Leaving out the pictures, retype all the material exactly.

## BEGIN DATA LISTING

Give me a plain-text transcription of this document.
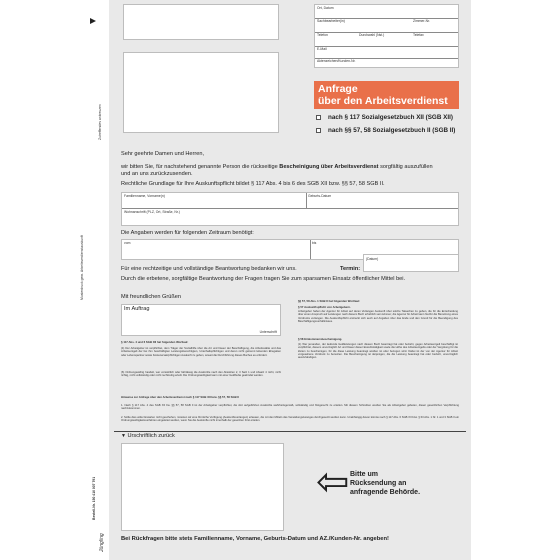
Zutreffendes ankreuzen
Musterdruck gem. Arbeitsverdienstauskunft
Bestell-Nr. 150 410 007 791
Jüngling
Ort, Datum
Sachbearbeiter(in)	Zimmer-Nr.
Telefon	Durchwahl (Nst.)	Telefax
E-Mail
Aktenzeichen/Kunden-Nr.
Anfrage
über den Arbeitsverdienst
nach § 117 Sozialgesetzbuch XII (SGB XII)
nach §§ 57, 58 Sozialgesetzbuch II (SGB II)
Sehr geehrte Damen und Herren,
wir bitten Sie, für nachstehend genannte Person die rückseitige Bescheinigung über Arbeitsverdienst sorgfältig auszufüllen
und an uns zurückzusenden.
Rechtliche Grundlage für Ihre Auskunftspflicht bildet § 117 Abs. 4 bis 6 des SGB XII bzw. §§ 57, 58 SGB II.
Familienname, Vorname(n)	Geburts-Datum
Wohnanschrift (PLZ, Ort, Straße, Nr.)
Die Angaben werden für folgenden Zeitraum benötigt:
vom	bis
Für eine rechtzeitige und vollständige Beantwortung bedanken wir uns.	Termin:
(Datum)
Durch die erbetene, sorgfältige Beantwortung der Fragen tragen Sie zum sparsamen Einsatz öffentlicher Mittel bei.
Mit freundlichen Grüßen
Im Auftrag
Unterschrift
§ 117 Abs. 4 und 6 SGB XII hat folgenden Wortlaut:
(4) Der Arbeitgeber ist verpflichtet, dem Träger der Sozialhilfe über die Art und Dauer der Beschäftigung, die Arbeitsstätte und das Arbeitsentgelt der bei ihm beschäftigten Leistungsberechtigten, Unterhaltspflichtigen und deren nicht getrennt lebenden Ehegatten oder Lebenspartner sowie Kostenersatzpflichtigen Auskunft zu geben, soweit die Durchführung dieses Buches es erfordert.
(6) Ordnungswidrig handelt, wer vorsätzlich oder fahrlässig die Auskünfte nach den Absätzen 2, 3 Satz 1 und Absatz 4 nicht, nicht richtig, nicht vollständig oder nicht rechtzeitig erteilt. Die Ordnungswidrigkeit kann mit einer Geldbuße geahndet werden.
§§ 57, 58 Abs. 1 SGB II hat folgenden Wortlaut:
§ 57 Auskunftspflicht von Arbeitgebern.
Arbeitgeber haben der Agentur für Arbeit auf deren Verlangen Auskunft über solche Tatsachen zu geben, die für die Entscheidung über einen Anspruch auf Leistungen nach diesem Buch erheblich sein können; die Agentur für Arbeit kann hierfür die Benutzung eines Vordrucks verlangen. Die Auskunftspflicht erstreckt sich auch auf Angaben über das Ende und den Grund für die Beendigung des Beschäftigungsverhältnisses.
§ 58 Einkommensbescheinigung.
(1) Wer jemanden, der laufende Geldleistungen nach diesem Buch beantragt hat oder bezieht, gegen Arbeitsentgelt beschäftigt ist verpflichtet, diesem unverzüglich Art und Dauer dieser Erwerbstätigkeit sowie die Höhe des Arbeitsentgelts oder der Vergütung für die Zeiten zu bescheinigen, für die diese Leistung beantragt worden ist oder bezogen wird. Dabei ist der von der Agentur für Arbeit vorgesehene Vordruck zu benutzen. Die Bescheinigung ist derjenigen, die die Leistung beantragt hat oder bezieht, unverzüglich auszuhändigen.
Hinweise zur Anfrage über den Arbeitsverdienst nach § 117 SGB XII bzw. §§ 57, 58 SGB II
1. Nach § 117 Abs. 4 des SGB XII bw. §§ 57, 58 SGB II ist der Arbeitgeber verpflichtet, die dort aufgeführten Auskünfte wahrheitsgemäß, vollständig und fristgerecht zu erteilen. Mit diesem Schreiben werden Sie als Arbeitgeber gebeten, dieser gesetzlichen Verpflichtung nachzukommen.
2. Sollte dies wider Erwarten nicht geschehen, müssten wir eine förmliche Verfügung (Auskunftsverlangen) erlassen, die mit den Mitteln des Verwaltungszwanges durchgesetzt werden kann. Unabhängig davon könnte nach § 117 Abs. 6 SGB XII bzw. § 63 Abs. 1 Nr. 1 und 3 SGB II ein Ordnungswidrigkeitsverfahren eingeleitet werden, wenn Sie die Auskünfte nicht innerhalb der gesetzten Frist erteilen.
▼ Urschriftlich zurück
⇦ Bitte um
Rücksendung an
anfragende Behörde.
Bei Rückfragen bitte stets Familienname, Vorname, Geburts-Datum und AZ./Kunden-Nr. angeben!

## END DATA LISTING

### SOLUTION FOR THIS EXERCISE
Give me a plain-text transcription of this document.
Zutreffendes ankreuzen
Musterdruck gem. Arbeitsverdienstauskunft
Bestell-Nr. 150 410 007 791
Jüngling
Ort, Datum
Sachbearbeiter(in)	Zimmer-Nr.
Telefon	Durchwahl (Nst.)	Telefax
E-Mail
Aktenzeichen/Kunden-Nr.
Anfrage
über den Arbeitsverdienst
nach § 117 Sozialgesetzbuch XII (SGB XII)
nach §§ 57, 58 Sozialgesetzbuch II (SGB II)
Sehr geehrte Damen und Herren,
wir bitten Sie, für nachstehend genannte Person die rückseitige Bescheinigung über Arbeitsverdienst sorgfältig auszufüllen
und an uns zurückzusenden.
Rechtliche Grundlage für Ihre Auskunftspflicht bildet § 117 Abs. 4 bis 6 des SGB XII bzw. §§ 57, 58 SGB II.
Familienname, Vorname(n)	Geburts-Datum
Wohnanschrift (PLZ, Ort, Straße, Nr.)
Die Angaben werden für folgenden Zeitraum benötigt:
vom	bis
Für eine rechtzeitige und vollständige Beantwortung bedanken wir uns.	Termin:
(Datum)
Durch die erbetene, sorgfältige Beantwortung der Fragen tragen Sie zum sparsamen Einsatz öffentlicher Mittel bei.
Mit freundlichen Grüßen
Im Auftrag
Unterschrift
§ 117 Abs. 4 und 6 SGB XII hat folgenden Wortlaut:
(4) Der Arbeitgeber ist verpflichtet, dem Träger der Sozialhilfe über die Art und Dauer der Beschäftigung, die Arbeitsstätte und das Arbeitsentgelt der bei ihm beschäftigten Leistungsberechtigten, Unterhaltspflichtigen und deren nicht getrennt lebenden Ehegatten oder Lebenspartner sowie Kostenersatzpflichtigen Auskunft zu geben, soweit die Durchführung dieses Buches es erfordert.
(6) Ordnungswidrig handelt, wer vorsätzlich oder fahrlässig die Auskünfte nach den Absätzen 2, 3 Satz 1 und Absatz 4 nicht, nicht richtig, nicht vollständig oder nicht rechtzeitig erteilt. Die Ordnungswidrigkeit kann mit einer Geldbuße geahndet werden.
§§ 57, 58 Abs. 1 SGB II hat folgenden Wortlaut:
§ 57 Auskunftspflicht von Arbeitgebern.
Arbeitgeber haben der Agentur für Arbeit auf deren Verlangen Auskunft über solche Tatsachen zu geben, die für die Entscheidung über einen Anspruch auf Leistungen nach diesem Buch erheblich sein können; die Agentur für Arbeit kann hierfür die Benutzung eines Vordrucks verlangen. Die Auskunftspflicht erstreckt sich auch auf Angaben über das Ende und den Grund für die Beendigung des Beschäftigungsverhältnisses.
§ 58 Einkommensbescheinigung.
(1) Wer jemanden, der laufende Geldleistungen nach diesem Buch beantragt hat oder bezieht, gegen Arbeitsentgelt beschäftigt ist verpflichtet, diesem unverzüglich Art und Dauer dieser Erwerbstätigkeit sowie die Höhe des Arbeitsentgelts oder der Vergütung für die Zeiten zu bescheinigen, für die diese Leistung beantragt worden ist oder bezogen wird. Dabei ist der von der Agentur für Arbeit vorgesehene Vordruck zu benutzen. Die Bescheinigung ist derjenigen, die die Leistung beantragt hat oder bezieht, unverzüglich auszuhändigen.
Hinweise zur Anfrage über den Arbeitsverdienst nach § 117 SGB XII bzw. §§ 57, 58 SGB II
1. Nach § 117 Abs. 4 des SGB XII bw. §§ 57, 58 SGB II ist der Arbeitgeber verpflichtet, die dort aufgeführten Auskünfte wahrheitsgemäß, vollständig und fristgerecht zu erteilen. Mit diesem Schreiben werden Sie als Arbeitgeber gebeten, dieser gesetzlichen Verpflichtung nachzukommen.
2. Sollte dies wider Erwarten nicht geschehen, müssten wir eine förmliche Verfügung (Auskunftsverlangen) erlassen, die mit den Mitteln des Verwaltungszwanges durchgesetzt werden kann. Unabhängig davon könnte nach § 117 Abs. 6 SGB XII bzw. § 63 Abs. 1 Nr. 1 und 3 SGB II ein Ordnungswidrigkeitsverfahren eingeleitet werden, wenn Sie die Auskünfte nicht innerhalb der gesetzten Frist erteilen.
▼ Urschriftlich zurück
⇦ Bitte um
Rücksendung an
anfragende Behörde.
Bei Rückfragen bitte stets Familienname, Vorname, Geburts-Datum und AZ./Kunden-Nr. angeben!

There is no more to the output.